## Required task
Pull each line holding the word "using" from the data.

## Records provided
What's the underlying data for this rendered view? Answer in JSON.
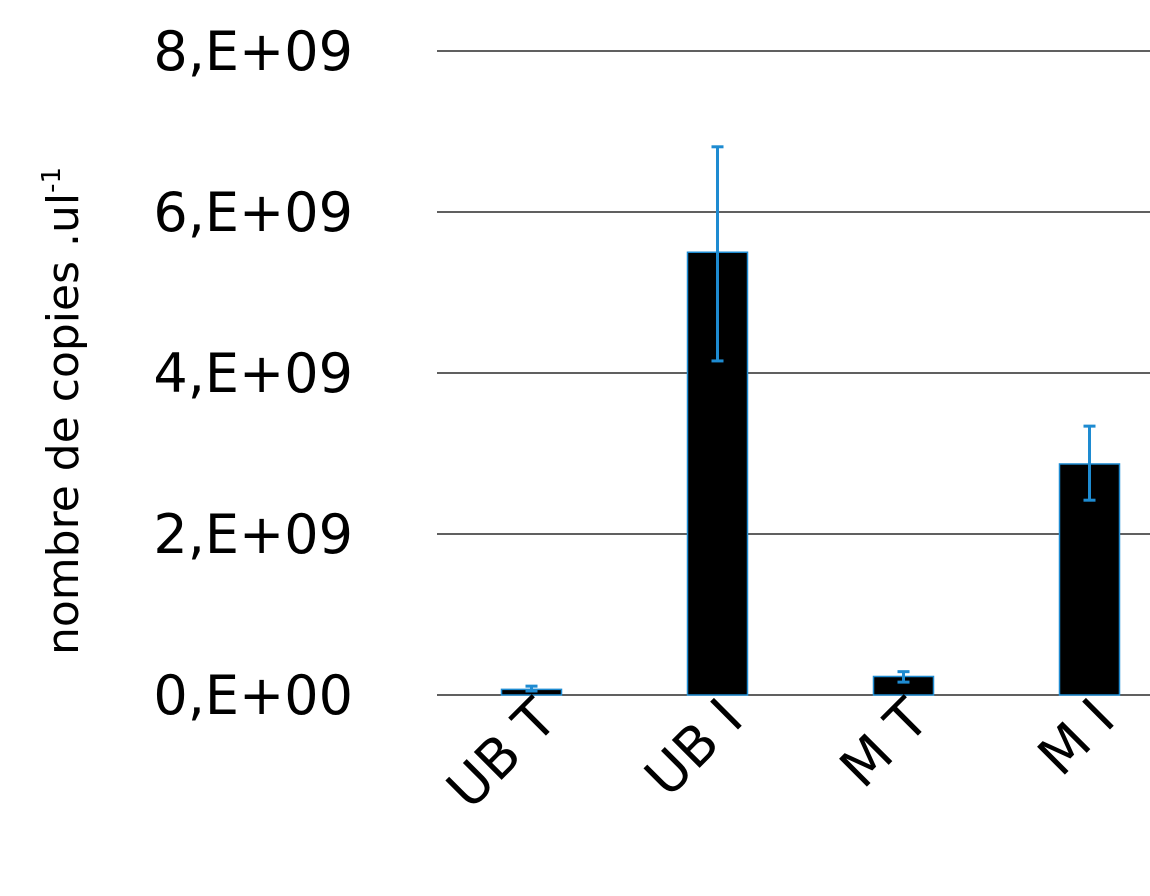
{
  "chart_data": {
    "type": "bar",
    "title": "",
    "xlabel": "",
    "ylabel": "nombre de copies .ul",
    "ylabel_superscript": "-1",
    "categories": [
      "UB T",
      "UB I",
      "M T",
      "M I"
    ],
    "series": [
      {
        "values": [
          70000000,
          5500000000,
          230000000,
          2870000000
        ],
        "error_low": [
          50000000,
          4150000000,
          160000000,
          2420000000
        ],
        "error_high": [
          110000000,
          6810000000,
          290000000,
          3340000000
        ]
      }
    ],
    "ylim": [
      0,
      8000000000
    ],
    "yticks": [
      0,
      2000000000,
      4000000000,
      6000000000,
      8000000000
    ],
    "ytick_labels": [
      "0,E+00",
      "2,E+09",
      "4,E+09",
      "6,E+09",
      "8,E+09"
    ],
    "grid": true,
    "legend": "none",
    "colors": {
      "bar_fill": "#000000",
      "bar_edge": "#1e8bd1",
      "error_bar": "#1e8bd1",
      "grid": "#000000"
    }
  }
}
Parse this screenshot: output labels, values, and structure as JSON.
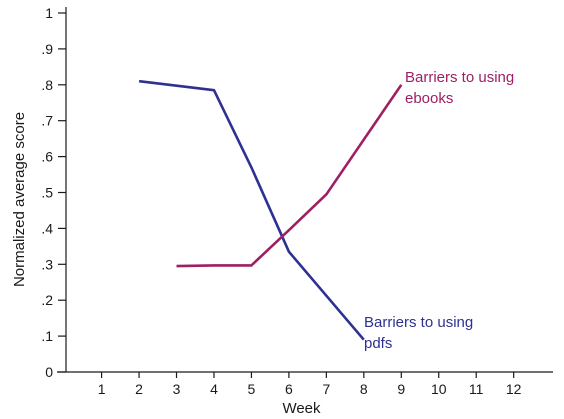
{
  "chart_data": {
    "type": "line",
    "title": "",
    "xlabel": "Week",
    "ylabel": "Normalized average score",
    "x_ticks": [
      1,
      2,
      3,
      4,
      5,
      6,
      7,
      8,
      9,
      10,
      11,
      12
    ],
    "x_tick_labels": [
      "1",
      "2",
      "3",
      "4",
      "5",
      "6",
      "7",
      "8",
      "9",
      "10",
      "11",
      "12"
    ],
    "y_ticks": [
      0,
      0.1,
      0.2,
      0.3,
      0.4,
      0.5,
      0.6,
      0.7,
      0.8,
      0.9,
      1
    ],
    "y_tick_labels": [
      "0",
      ".1",
      ".2",
      ".3",
      ".4",
      ".5",
      ".6",
      ".7",
      ".8",
      ".9",
      "1"
    ],
    "xlim": [
      0.05,
      13.05
    ],
    "ylim": [
      0,
      1
    ],
    "grid": false,
    "legend": "none",
    "series": [
      {
        "name": "Barriers to using pdfs",
        "label_lines": [
          "Barriers to using",
          "pdfs"
        ],
        "color": "#2e3192",
        "x": [
          2,
          4,
          5,
          6,
          8
        ],
        "y": [
          0.81,
          0.785,
          0.57,
          0.335,
          0.09
        ]
      },
      {
        "name": "Barriers to using ebooks",
        "label_lines": [
          "Barriers to using",
          "ebooks"
        ],
        "color": "#9e1f63",
        "x": [
          3,
          4,
          5,
          6,
          7,
          9
        ],
        "y": [
          0.295,
          0.297,
          0.297,
          0.395,
          0.495,
          0.8
        ]
      }
    ]
  }
}
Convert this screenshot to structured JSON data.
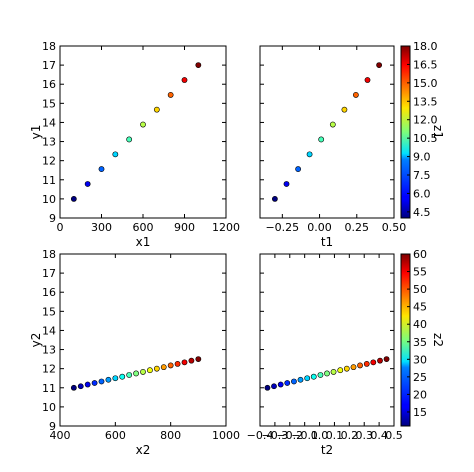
{
  "chart_data": [
    {
      "type": "scatter",
      "xlabel": "x1",
      "ylabel": "y1",
      "xlim": [
        0,
        1200
      ],
      "ylim": [
        9,
        18
      ],
      "xticks": [
        0,
        300,
        600,
        900,
        1200
      ],
      "yticks": [
        9,
        10,
        11,
        12,
        13,
        14,
        15,
        16,
        17,
        18
      ],
      "xtick_labels": [
        "0",
        "300",
        "600",
        "900",
        "1200"
      ],
      "ytick_labels": [
        "9",
        "10",
        "11",
        "12",
        "13",
        "14",
        "15",
        "16",
        "17",
        "18"
      ],
      "x": [
        100,
        200,
        300,
        400,
        500,
        600,
        700,
        800,
        900,
        1000
      ],
      "y": [
        10,
        10.78,
        11.56,
        12.33,
        13.11,
        13.89,
        14.67,
        15.44,
        16.22,
        17
      ],
      "color_values": [
        4,
        5.56,
        7.11,
        8.67,
        10.22,
        11.78,
        13.33,
        14.89,
        16.44,
        18
      ],
      "color_scale": [
        4,
        18
      ]
    },
    {
      "type": "scatter",
      "xlabel": "t1",
      "ylabel": "",
      "xlim": [
        -0.4,
        0.5
      ],
      "ylim": [
        9,
        18
      ],
      "xticks": [
        -0.25,
        0,
        0.25,
        0.5
      ],
      "yticks": [
        9,
        10,
        11,
        12,
        13,
        14,
        15,
        16,
        17,
        18
      ],
      "xtick_labels": [
        "−0.25",
        "0.00",
        "0.25",
        "0.50"
      ],
      "ytick_labels": [],
      "x": [
        -0.3,
        -0.222,
        -0.144,
        -0.067,
        0.011,
        0.089,
        0.167,
        0.244,
        0.322,
        0.4
      ],
      "y": [
        10,
        10.78,
        11.56,
        12.33,
        13.11,
        13.89,
        14.67,
        15.44,
        16.22,
        17
      ],
      "color_values": [
        4,
        5.56,
        7.11,
        8.67,
        10.22,
        11.78,
        13.33,
        14.89,
        16.44,
        18
      ],
      "color_scale": [
        4,
        18
      ],
      "colorbar": {
        "label": "z1",
        "range": [
          4,
          18
        ],
        "ticks": [
          4.5,
          6,
          7.5,
          9,
          10.5,
          12,
          13.5,
          15,
          16.5,
          18
        ],
        "tick_labels": [
          "4.5",
          "6.0",
          "7.5",
          "9.0",
          "10.5",
          "12.0",
          "13.5",
          "15.0",
          "16.5",
          "18.0"
        ]
      }
    },
    {
      "type": "scatter",
      "xlabel": "x2",
      "ylabel": "y2",
      "xlim": [
        400,
        1000
      ],
      "ylim": [
        9,
        18
      ],
      "xticks": [
        400,
        600,
        800,
        1000
      ],
      "yticks": [
        9,
        10,
        11,
        12,
        13,
        14,
        15,
        16,
        17,
        18
      ],
      "xtick_labels": [
        "400",
        "600",
        "800",
        "1000"
      ],
      "ytick_labels": [
        "9",
        "10",
        "11",
        "12",
        "13",
        "14",
        "15",
        "16",
        "17",
        "18"
      ],
      "x": [
        450,
        475,
        500,
        525,
        550,
        575,
        600,
        625,
        650,
        675,
        700,
        725,
        750,
        775,
        800,
        825,
        850,
        875,
        900
      ],
      "y": [
        11,
        11.08,
        11.17,
        11.25,
        11.33,
        11.42,
        11.5,
        11.58,
        11.67,
        11.75,
        11.83,
        11.92,
        12,
        12.08,
        12.17,
        12.25,
        12.33,
        12.42,
        12.5
      ],
      "color_values": [
        11,
        13.72,
        16.44,
        19.17,
        21.89,
        24.61,
        27.33,
        30.06,
        32.78,
        35.5,
        38.22,
        40.94,
        43.67,
        46.39,
        49.11,
        51.83,
        54.56,
        57.28,
        60
      ],
      "color_scale": [
        11,
        60
      ]
    },
    {
      "type": "scatter",
      "xlabel": "t2",
      "ylabel": "",
      "xlim": [
        -0.4,
        0.5
      ],
      "ylim": [
        9,
        18
      ],
      "xticks": [
        -0.4,
        -0.3,
        -0.2,
        -0.1,
        0,
        0.1,
        0.2,
        0.3,
        0.4,
        0.5
      ],
      "yticks": [
        9,
        10,
        11,
        12,
        13,
        14,
        15,
        16,
        17,
        18
      ],
      "xtick_labels": [
        "−0.4",
        "−0.3",
        "−0.2",
        "−0.1",
        "0.0",
        "0.1",
        "0.2",
        "0.3",
        "0.4",
        "0.5"
      ],
      "ytick_labels": [],
      "x": [
        -0.35,
        -0.306,
        -0.261,
        -0.217,
        -0.172,
        -0.128,
        -0.083,
        -0.039,
        0.006,
        0.05,
        0.094,
        0.139,
        0.183,
        0.228,
        0.272,
        0.317,
        0.361,
        0.406,
        0.45
      ],
      "y": [
        11,
        11.08,
        11.17,
        11.25,
        11.33,
        11.42,
        11.5,
        11.58,
        11.67,
        11.75,
        11.83,
        11.92,
        12,
        12.08,
        12.17,
        12.25,
        12.33,
        12.42,
        12.5
      ],
      "color_values": [
        11,
        13.72,
        16.44,
        19.17,
        21.89,
        24.61,
        27.33,
        30.06,
        32.78,
        35.5,
        38.22,
        40.94,
        43.67,
        46.39,
        49.11,
        51.83,
        54.56,
        57.28,
        60
      ],
      "color_scale": [
        11,
        60
      ],
      "colorbar": {
        "label": "z2",
        "range": [
          11,
          60
        ],
        "ticks": [
          15,
          20,
          25,
          30,
          35,
          40,
          45,
          50,
          55,
          60
        ],
        "tick_labels": [
          "15",
          "20",
          "25",
          "30",
          "35",
          "40",
          "45",
          "50",
          "55",
          "60"
        ]
      }
    }
  ]
}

## Answer
        "name": "Barriers to using pdfs",
          "Barriers to using",
        "name": "Barriers to using ebooks",
          "Barriers to using",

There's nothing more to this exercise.